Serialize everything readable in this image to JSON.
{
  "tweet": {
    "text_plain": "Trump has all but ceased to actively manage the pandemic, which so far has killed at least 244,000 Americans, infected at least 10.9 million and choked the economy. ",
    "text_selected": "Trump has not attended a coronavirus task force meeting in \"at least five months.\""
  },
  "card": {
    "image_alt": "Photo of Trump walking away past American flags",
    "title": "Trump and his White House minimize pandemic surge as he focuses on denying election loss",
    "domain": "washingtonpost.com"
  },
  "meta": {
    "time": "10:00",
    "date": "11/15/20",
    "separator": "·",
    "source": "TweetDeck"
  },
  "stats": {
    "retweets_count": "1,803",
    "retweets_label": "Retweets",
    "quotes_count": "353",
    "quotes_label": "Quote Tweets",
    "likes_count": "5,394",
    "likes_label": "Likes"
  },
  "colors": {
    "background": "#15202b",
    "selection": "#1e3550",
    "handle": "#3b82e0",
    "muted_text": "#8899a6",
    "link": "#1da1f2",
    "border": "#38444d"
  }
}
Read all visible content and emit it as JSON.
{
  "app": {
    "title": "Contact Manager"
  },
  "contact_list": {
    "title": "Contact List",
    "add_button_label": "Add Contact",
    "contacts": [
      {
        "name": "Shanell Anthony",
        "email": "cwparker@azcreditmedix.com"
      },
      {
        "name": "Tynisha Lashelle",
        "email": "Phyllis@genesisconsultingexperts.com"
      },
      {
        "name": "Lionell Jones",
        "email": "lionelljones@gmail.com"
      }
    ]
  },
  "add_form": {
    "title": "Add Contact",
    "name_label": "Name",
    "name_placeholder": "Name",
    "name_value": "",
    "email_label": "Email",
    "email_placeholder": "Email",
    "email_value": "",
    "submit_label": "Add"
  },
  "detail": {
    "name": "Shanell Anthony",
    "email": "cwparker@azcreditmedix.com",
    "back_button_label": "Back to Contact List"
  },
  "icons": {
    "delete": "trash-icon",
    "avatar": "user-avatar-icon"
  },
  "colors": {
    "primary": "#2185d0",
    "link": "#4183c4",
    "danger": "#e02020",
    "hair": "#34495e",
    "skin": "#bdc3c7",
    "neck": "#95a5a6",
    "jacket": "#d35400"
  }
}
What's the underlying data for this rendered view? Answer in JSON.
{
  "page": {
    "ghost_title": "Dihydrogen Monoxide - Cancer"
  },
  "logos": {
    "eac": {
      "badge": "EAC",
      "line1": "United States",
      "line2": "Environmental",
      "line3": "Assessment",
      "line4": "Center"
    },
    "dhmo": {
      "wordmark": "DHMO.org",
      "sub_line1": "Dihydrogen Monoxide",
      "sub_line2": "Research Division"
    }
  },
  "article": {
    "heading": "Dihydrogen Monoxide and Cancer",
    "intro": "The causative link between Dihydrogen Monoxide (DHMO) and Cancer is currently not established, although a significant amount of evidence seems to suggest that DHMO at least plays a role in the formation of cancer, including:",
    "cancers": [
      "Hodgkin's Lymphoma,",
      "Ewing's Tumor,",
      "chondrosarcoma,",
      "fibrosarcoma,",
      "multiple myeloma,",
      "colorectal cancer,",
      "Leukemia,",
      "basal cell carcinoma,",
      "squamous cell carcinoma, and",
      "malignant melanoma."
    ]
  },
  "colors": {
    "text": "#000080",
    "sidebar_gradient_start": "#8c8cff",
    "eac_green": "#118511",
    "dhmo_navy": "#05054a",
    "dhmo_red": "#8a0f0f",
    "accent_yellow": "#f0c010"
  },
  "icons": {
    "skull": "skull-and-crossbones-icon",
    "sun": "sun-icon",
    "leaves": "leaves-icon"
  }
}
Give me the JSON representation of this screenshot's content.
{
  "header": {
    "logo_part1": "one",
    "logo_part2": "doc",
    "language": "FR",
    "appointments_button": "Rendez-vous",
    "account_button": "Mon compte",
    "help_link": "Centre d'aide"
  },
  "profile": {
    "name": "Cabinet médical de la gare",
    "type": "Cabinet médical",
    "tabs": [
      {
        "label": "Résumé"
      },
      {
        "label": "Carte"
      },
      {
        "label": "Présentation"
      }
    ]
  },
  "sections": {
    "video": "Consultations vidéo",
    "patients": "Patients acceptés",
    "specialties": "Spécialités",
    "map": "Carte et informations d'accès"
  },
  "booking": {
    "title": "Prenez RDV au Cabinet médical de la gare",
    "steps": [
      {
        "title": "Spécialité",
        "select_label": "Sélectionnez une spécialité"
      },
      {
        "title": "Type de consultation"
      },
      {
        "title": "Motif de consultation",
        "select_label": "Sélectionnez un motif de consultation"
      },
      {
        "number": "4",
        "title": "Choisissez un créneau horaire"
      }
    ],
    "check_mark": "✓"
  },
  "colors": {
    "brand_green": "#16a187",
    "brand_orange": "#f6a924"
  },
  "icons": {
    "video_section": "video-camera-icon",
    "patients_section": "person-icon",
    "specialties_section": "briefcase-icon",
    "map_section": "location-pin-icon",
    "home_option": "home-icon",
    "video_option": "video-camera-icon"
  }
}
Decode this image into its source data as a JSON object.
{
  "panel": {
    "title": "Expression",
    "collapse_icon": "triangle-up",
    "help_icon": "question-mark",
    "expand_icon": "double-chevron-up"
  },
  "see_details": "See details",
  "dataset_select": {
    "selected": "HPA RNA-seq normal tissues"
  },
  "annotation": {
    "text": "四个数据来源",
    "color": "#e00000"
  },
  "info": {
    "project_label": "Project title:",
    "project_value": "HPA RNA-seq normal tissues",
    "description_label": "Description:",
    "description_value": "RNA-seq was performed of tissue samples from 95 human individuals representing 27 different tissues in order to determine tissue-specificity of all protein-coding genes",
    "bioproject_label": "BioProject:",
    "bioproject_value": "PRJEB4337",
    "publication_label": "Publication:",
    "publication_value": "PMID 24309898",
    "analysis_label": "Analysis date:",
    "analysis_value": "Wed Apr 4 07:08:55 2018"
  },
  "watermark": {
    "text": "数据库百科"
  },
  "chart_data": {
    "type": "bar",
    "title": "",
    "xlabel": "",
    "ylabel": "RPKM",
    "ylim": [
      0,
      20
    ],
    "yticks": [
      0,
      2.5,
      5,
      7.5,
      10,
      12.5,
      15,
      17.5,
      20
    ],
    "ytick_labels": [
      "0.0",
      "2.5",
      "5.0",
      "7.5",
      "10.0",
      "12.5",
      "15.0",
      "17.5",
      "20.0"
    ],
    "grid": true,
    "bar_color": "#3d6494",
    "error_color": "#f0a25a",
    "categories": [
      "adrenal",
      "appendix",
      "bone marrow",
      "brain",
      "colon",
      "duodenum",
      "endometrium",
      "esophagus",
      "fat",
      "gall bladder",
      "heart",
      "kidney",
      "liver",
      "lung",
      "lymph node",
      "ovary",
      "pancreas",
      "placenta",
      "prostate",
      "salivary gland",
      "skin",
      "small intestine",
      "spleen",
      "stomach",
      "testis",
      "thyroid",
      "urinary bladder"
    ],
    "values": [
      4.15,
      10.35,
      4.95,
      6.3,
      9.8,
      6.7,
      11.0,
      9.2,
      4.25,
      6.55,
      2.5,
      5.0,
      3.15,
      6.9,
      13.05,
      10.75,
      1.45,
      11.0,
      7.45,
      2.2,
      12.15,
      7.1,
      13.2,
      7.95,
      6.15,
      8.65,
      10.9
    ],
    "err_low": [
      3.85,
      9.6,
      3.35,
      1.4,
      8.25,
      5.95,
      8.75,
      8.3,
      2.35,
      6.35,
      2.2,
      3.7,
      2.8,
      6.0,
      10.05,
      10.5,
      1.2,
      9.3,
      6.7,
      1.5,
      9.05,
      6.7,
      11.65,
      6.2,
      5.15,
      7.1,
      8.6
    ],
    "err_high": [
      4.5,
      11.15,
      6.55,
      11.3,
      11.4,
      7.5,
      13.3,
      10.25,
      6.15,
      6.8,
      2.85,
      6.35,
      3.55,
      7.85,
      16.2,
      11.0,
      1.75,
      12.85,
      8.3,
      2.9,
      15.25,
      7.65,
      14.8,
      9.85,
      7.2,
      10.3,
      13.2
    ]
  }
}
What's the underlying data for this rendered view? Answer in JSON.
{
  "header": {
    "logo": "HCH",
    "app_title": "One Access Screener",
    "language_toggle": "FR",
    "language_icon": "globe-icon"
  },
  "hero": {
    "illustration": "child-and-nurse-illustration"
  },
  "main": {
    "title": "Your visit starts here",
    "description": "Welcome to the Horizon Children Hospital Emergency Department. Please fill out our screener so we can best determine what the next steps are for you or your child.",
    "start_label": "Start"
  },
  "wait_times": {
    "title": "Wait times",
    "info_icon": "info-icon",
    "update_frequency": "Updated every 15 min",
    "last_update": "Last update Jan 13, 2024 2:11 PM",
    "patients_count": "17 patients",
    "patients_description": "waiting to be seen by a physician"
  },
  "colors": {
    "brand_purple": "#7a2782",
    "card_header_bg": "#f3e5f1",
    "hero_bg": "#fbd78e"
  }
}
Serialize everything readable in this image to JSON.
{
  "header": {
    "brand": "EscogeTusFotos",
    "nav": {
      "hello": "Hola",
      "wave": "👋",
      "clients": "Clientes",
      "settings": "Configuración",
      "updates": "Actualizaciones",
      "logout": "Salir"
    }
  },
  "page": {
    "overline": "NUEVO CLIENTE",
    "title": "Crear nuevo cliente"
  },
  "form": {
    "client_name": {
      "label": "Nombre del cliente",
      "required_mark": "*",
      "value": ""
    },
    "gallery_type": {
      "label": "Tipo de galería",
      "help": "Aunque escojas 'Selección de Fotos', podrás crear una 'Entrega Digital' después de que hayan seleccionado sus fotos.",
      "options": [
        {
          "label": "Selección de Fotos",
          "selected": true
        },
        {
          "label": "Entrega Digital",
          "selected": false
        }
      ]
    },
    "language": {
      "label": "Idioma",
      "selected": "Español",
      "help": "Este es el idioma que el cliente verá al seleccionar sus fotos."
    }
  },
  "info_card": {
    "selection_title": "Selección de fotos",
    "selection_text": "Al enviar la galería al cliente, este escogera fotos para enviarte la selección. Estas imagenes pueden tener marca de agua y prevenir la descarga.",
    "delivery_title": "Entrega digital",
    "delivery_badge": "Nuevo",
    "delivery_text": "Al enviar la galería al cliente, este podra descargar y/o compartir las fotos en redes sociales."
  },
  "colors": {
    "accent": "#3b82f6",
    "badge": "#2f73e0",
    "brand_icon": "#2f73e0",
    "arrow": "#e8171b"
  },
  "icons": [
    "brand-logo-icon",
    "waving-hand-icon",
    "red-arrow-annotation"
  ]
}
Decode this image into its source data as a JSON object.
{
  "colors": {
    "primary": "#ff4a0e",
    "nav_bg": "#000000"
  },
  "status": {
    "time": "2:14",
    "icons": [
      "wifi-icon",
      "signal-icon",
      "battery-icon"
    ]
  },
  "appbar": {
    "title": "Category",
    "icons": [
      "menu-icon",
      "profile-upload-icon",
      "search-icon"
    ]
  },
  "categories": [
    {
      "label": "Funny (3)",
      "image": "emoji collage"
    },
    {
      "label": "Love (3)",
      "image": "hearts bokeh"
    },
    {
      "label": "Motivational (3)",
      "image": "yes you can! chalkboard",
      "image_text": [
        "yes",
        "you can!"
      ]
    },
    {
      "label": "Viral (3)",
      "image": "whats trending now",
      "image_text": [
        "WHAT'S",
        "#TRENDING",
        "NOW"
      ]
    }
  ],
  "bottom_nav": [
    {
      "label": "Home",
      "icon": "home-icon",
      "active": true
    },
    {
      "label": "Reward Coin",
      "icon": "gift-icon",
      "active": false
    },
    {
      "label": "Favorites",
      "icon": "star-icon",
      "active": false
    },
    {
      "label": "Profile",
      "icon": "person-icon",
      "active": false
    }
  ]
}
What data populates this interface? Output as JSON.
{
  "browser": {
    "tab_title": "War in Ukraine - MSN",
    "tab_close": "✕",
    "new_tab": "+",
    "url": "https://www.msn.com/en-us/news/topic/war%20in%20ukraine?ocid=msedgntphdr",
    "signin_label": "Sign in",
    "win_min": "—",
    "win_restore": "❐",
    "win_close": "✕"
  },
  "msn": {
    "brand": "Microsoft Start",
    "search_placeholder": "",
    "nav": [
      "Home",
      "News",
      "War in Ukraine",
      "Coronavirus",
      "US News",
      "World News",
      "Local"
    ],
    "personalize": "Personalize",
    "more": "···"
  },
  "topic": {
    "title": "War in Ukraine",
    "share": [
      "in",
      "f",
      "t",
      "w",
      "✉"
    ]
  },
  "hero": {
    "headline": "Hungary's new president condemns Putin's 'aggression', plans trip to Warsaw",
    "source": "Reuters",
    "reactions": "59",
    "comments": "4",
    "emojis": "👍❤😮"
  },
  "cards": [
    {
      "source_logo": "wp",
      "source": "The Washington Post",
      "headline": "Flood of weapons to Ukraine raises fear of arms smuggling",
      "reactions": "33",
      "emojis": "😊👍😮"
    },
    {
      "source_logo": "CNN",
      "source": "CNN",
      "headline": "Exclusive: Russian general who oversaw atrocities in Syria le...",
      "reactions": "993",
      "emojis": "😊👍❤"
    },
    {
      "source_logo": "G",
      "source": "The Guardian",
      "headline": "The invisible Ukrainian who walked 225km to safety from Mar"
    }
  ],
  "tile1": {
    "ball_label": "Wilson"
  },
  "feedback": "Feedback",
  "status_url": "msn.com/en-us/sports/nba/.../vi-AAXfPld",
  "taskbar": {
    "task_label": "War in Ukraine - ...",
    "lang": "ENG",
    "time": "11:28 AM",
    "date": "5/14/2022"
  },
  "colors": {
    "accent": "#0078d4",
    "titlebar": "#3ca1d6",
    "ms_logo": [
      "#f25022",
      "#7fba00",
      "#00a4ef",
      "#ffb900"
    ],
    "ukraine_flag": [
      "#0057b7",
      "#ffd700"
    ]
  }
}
☆ ☆ ☆
Exercise directions:
What are the lines of the data above that include the string "cwparker"? Copy them.

Result below:
        "email": "cwparker@azcreditmedix.com"
    "email": "cwparker@azcreditmedix.com",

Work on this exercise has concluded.